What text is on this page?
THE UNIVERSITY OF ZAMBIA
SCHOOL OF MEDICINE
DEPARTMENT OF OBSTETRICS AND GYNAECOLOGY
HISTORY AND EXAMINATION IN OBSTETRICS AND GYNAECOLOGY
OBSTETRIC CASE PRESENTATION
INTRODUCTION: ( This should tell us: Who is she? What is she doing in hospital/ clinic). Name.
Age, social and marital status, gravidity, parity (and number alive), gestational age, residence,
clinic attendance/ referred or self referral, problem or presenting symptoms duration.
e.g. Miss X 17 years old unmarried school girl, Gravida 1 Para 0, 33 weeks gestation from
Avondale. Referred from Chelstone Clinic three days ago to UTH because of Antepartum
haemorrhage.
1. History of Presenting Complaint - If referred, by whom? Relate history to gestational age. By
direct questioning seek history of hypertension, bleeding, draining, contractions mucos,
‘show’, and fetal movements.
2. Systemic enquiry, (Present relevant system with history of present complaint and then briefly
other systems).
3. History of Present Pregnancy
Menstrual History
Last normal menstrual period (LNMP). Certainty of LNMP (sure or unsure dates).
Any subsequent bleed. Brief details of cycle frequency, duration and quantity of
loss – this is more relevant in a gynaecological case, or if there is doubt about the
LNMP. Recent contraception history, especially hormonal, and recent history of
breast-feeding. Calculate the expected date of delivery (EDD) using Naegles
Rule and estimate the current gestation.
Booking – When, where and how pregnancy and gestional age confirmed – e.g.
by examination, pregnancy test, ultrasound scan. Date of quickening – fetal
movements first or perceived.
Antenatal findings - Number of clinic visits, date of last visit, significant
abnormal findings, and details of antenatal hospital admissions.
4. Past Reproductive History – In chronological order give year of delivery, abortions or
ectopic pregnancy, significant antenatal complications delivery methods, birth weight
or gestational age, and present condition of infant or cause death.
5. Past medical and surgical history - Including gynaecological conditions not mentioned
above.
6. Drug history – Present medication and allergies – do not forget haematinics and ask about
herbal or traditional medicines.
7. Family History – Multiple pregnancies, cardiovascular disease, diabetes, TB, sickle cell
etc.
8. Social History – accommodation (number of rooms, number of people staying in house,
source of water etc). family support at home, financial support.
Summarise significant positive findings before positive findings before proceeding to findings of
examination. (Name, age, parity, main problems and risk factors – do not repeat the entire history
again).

◇ ◇ ◇ ◇ ◇ ◇ ◇

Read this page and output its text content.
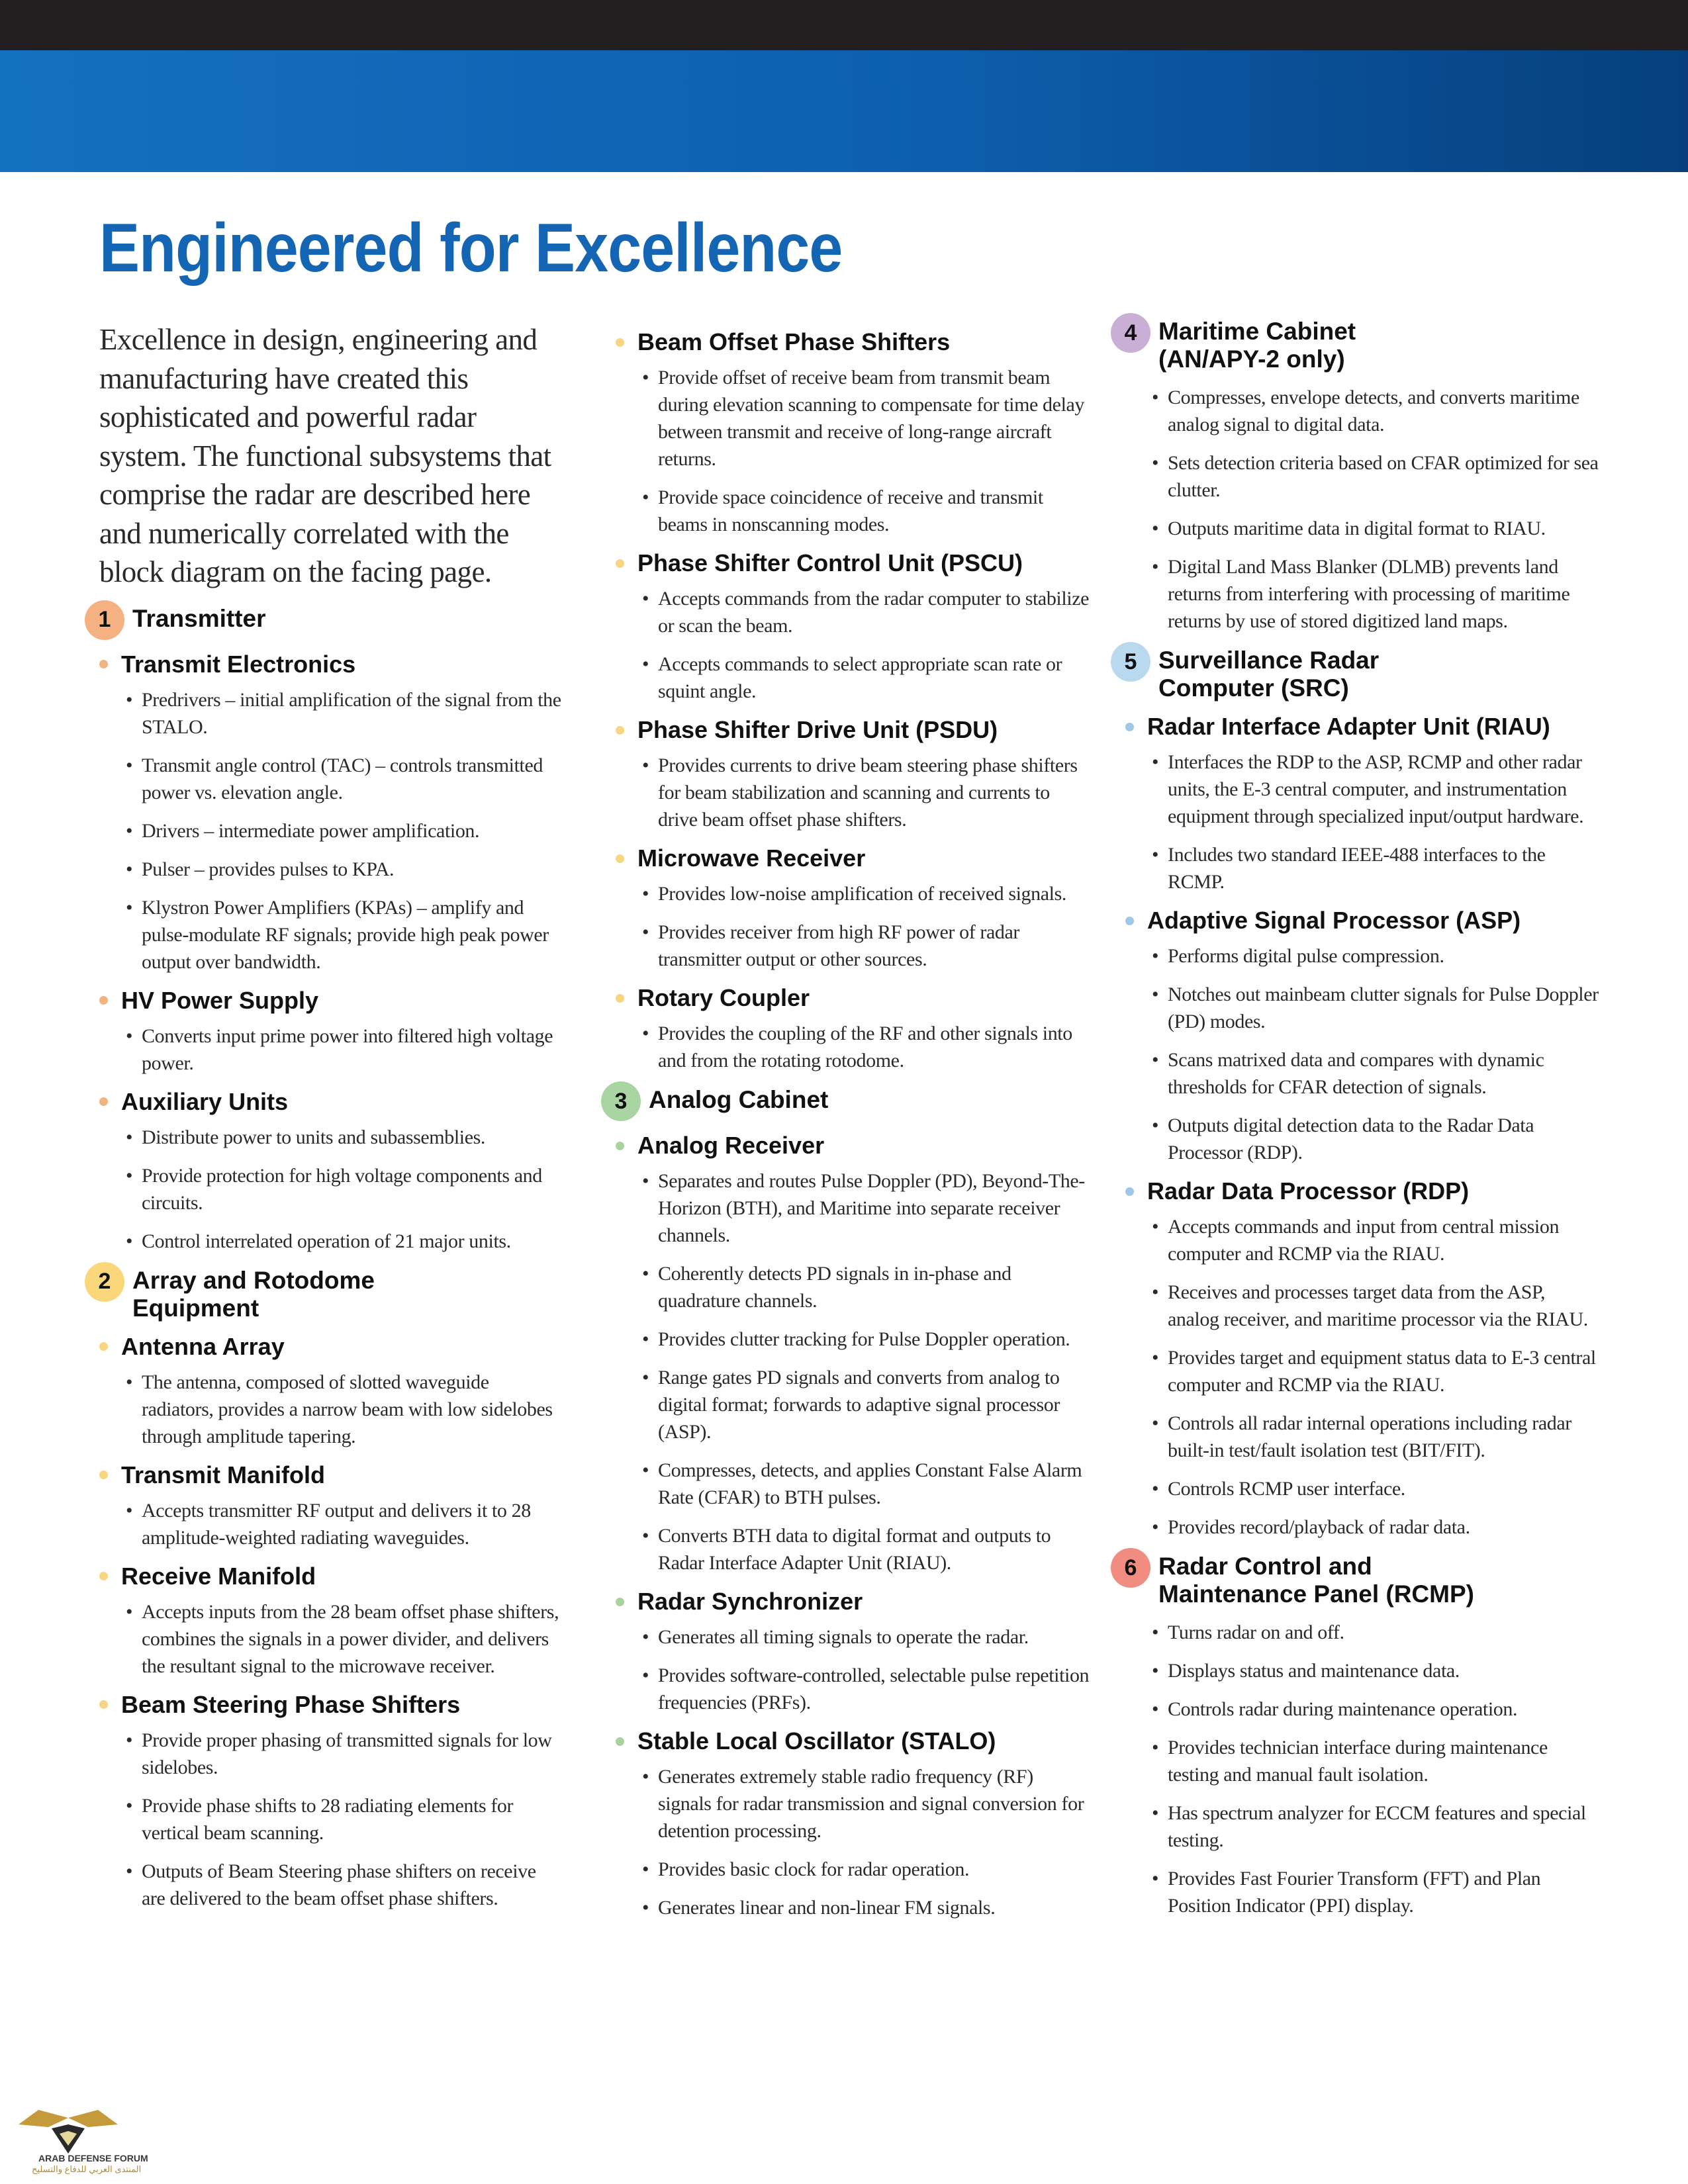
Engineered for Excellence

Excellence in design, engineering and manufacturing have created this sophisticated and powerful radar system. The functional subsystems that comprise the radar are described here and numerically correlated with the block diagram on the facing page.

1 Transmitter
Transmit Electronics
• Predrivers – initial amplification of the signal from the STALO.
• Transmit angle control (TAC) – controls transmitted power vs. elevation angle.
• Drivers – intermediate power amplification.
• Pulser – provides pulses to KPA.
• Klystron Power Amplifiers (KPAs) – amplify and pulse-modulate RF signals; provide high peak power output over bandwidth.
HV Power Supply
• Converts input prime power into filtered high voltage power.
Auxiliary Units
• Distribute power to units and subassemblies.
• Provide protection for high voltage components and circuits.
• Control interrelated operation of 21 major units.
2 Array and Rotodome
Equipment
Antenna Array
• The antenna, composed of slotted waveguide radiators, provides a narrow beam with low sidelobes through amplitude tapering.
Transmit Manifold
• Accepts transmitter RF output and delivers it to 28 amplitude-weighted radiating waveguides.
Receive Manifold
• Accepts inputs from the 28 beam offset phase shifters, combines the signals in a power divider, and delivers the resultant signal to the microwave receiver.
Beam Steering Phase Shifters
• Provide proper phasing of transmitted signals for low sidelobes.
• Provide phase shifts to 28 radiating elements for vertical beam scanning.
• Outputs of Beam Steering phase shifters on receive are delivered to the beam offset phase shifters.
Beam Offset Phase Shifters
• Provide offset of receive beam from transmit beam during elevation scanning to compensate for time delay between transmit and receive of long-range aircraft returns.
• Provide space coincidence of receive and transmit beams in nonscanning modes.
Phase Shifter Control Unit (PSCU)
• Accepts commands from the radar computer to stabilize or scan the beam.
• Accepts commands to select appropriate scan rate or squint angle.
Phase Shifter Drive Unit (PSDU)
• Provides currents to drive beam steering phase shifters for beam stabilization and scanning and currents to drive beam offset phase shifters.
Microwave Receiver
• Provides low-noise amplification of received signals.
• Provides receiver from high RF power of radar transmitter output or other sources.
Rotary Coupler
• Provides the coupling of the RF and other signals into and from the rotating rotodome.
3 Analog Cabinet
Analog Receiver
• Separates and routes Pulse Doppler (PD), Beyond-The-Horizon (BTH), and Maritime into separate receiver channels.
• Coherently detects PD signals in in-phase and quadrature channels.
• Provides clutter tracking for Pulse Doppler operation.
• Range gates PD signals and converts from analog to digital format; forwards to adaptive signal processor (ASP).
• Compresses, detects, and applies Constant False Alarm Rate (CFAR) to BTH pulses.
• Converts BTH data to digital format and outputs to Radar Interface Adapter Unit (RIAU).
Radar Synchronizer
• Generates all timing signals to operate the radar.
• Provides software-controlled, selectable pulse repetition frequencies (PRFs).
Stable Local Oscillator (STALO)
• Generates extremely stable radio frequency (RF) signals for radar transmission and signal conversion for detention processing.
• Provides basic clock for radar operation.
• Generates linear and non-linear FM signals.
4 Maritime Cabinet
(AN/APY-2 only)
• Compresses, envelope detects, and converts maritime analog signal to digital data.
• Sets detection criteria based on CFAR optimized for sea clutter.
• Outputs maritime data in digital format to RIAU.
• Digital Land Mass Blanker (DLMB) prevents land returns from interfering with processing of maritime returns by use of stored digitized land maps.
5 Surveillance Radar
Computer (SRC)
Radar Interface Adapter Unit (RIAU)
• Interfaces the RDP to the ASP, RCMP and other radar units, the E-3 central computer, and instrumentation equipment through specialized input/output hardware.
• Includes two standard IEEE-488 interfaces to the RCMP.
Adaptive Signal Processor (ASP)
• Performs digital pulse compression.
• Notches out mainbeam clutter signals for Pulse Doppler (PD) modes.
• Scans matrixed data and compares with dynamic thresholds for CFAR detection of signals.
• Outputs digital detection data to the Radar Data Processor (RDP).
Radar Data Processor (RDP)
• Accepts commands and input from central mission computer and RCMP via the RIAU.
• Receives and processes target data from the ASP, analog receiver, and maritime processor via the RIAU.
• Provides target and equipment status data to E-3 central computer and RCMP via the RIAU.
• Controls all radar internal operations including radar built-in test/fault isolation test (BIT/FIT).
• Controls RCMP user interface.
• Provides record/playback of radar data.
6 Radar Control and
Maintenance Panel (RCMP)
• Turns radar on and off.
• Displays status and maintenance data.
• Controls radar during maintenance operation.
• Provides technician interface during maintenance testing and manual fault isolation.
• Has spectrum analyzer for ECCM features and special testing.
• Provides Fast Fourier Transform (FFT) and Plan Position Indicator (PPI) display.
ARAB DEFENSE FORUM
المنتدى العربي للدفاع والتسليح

◇ ◇ ◇ ◇ ◇ ◇ ◇

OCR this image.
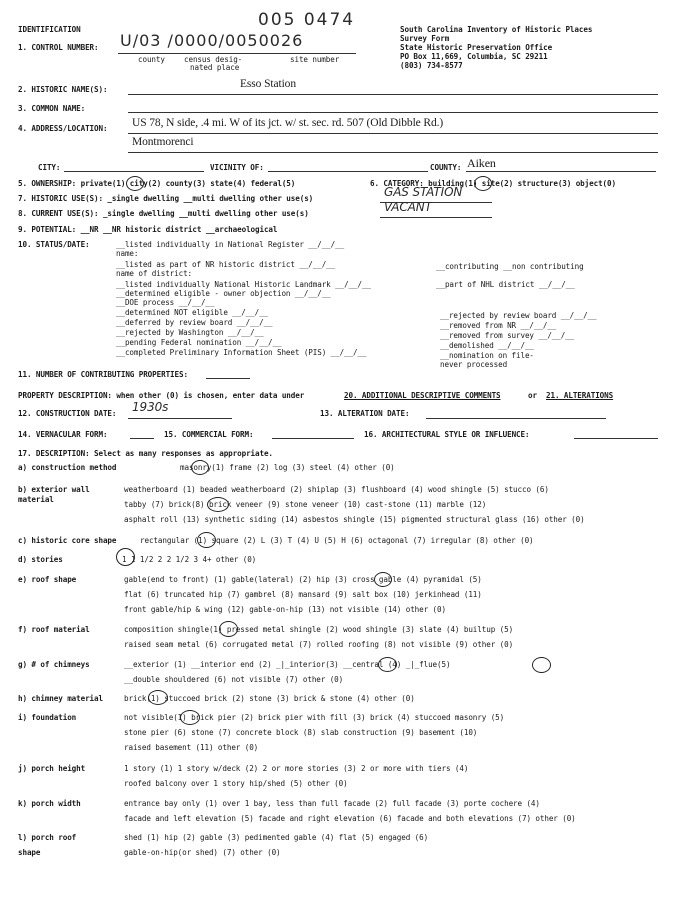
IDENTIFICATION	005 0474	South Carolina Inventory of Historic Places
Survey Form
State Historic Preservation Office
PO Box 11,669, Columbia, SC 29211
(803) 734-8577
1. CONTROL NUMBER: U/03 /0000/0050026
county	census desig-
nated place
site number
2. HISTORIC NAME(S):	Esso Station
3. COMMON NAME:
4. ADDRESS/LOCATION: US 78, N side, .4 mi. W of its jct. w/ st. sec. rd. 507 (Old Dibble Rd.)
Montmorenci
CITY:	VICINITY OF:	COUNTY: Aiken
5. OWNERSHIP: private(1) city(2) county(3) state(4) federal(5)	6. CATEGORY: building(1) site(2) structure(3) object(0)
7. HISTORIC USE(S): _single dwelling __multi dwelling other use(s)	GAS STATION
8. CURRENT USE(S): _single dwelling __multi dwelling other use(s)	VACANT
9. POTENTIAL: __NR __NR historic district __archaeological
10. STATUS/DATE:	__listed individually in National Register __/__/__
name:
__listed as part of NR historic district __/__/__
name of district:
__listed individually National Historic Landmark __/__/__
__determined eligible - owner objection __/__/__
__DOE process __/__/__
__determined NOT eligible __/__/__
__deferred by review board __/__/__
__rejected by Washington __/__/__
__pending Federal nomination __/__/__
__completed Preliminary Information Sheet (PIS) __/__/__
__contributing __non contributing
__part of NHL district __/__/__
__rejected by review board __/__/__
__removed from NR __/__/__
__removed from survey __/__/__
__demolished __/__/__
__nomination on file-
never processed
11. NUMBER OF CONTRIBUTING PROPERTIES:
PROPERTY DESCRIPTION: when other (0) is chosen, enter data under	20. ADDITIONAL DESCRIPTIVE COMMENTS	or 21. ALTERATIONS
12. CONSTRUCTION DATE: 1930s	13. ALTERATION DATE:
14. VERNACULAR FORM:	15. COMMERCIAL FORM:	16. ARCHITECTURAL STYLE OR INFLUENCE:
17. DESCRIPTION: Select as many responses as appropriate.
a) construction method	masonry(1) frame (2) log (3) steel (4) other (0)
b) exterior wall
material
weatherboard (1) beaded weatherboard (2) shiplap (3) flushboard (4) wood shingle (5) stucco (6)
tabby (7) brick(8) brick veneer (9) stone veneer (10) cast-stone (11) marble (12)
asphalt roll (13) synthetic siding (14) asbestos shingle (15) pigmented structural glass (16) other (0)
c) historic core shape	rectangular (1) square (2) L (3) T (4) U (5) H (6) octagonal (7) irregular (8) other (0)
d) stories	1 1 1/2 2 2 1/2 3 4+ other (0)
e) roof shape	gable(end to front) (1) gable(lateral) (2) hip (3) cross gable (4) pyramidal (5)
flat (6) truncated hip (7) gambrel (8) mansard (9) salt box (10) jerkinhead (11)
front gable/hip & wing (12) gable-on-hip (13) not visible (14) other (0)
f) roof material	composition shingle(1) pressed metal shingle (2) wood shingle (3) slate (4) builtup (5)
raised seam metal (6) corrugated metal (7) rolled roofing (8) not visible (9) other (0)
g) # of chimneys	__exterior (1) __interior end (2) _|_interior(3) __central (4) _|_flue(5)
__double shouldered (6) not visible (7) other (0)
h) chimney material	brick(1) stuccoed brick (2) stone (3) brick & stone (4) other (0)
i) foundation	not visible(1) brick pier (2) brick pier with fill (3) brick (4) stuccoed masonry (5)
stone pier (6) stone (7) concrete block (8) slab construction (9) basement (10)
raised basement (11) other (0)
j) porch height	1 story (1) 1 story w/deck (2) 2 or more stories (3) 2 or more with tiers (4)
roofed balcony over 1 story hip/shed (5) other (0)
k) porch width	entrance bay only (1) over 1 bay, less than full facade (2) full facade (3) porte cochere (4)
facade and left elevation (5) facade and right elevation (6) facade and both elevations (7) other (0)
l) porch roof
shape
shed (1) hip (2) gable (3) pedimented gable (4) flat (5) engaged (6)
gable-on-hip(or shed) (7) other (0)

◇ ◇ ◇ ◇ ◇ ◇ ◇

### Exercise brief
In the records above, find each line that holds the word "What"; copy all such lines.

### Solution to this problem
What text is on this page?
INTRODUCTION: ( This should tell us: Who is she? What is she doing in hospital/ clinic). Name.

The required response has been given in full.